__WHAT THE EXERCISE ASKS__
Show all lines from the data that include the word "comparée".

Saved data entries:

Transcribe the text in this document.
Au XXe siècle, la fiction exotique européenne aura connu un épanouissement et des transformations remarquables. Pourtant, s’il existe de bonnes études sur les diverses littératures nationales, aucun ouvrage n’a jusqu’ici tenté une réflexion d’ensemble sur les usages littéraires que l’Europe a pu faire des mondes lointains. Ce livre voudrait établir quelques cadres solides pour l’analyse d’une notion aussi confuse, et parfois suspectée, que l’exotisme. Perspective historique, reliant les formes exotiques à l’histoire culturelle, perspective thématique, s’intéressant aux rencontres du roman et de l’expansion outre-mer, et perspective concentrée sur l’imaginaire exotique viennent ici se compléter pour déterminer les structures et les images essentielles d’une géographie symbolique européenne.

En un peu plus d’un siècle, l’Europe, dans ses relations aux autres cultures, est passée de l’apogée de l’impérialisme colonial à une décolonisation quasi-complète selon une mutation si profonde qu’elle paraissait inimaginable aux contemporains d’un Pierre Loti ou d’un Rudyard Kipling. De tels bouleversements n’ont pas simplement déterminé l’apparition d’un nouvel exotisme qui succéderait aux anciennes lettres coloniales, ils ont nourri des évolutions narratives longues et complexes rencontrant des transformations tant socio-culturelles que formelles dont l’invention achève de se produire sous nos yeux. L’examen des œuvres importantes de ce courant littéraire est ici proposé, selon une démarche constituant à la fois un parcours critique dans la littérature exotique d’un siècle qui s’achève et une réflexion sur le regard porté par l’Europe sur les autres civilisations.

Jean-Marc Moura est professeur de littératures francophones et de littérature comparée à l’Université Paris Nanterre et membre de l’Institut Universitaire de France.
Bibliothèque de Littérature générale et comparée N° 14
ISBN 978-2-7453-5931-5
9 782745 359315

__RESULT BELOW__
Jean-Marc Moura est professeur de littératures francophones et de littérature comparée à l’Université Paris Nanterre et membre de l’Institut Universitaire de France.
Bibliothèque de Littérature générale et comparée N° 14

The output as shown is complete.